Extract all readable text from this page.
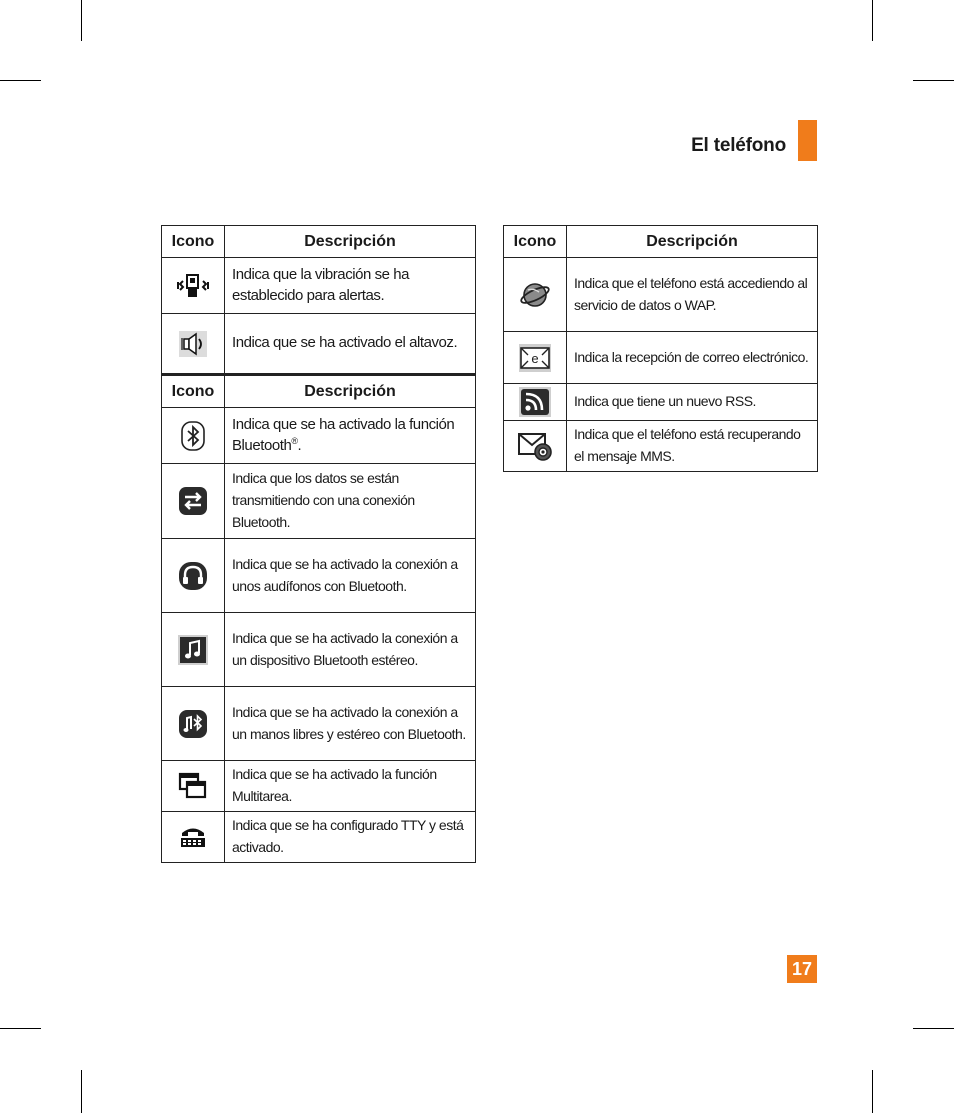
El teléfono
Icono	Descripción
	Indica que la vibración se ha establecido para alertas.
	Indica que se ha activado el altavoz.
Icono	Descripción
	Indica que se ha activado la función Bluetooth®.
	Indica que los datos se están transmitiendo con una conexión Bluetooth.
	Indica que se ha activado la conexión a unos audífonos con Bluetooth.
	Indica que se ha activado la conexión a un dispositivo Bluetooth estéreo.
	Indica que se ha activado la conexión a un manos libres y estéreo con Bluetooth.
	Indica que se ha activado la función Multitarea.
	Indica que se ha configurado TTY y está activado.
Icono	Descripción
	Indica que el teléfono está accediendo al servicio de datos o WAP.

e	Indica la recepción de correo electrónico.
	Indica que tiene un nuevo RSS.
	Indica que el teléfono está recuperando el mensaje MMS.
17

- _Task_
Look for the word "datos" in every line of the listing and copy the lines that have it.

- _Result of the task_
	Indica que los datos se están transmitiendo con una conexión Bluetooth.
	Indica que el teléfono está accediendo al servicio de datos o WAP.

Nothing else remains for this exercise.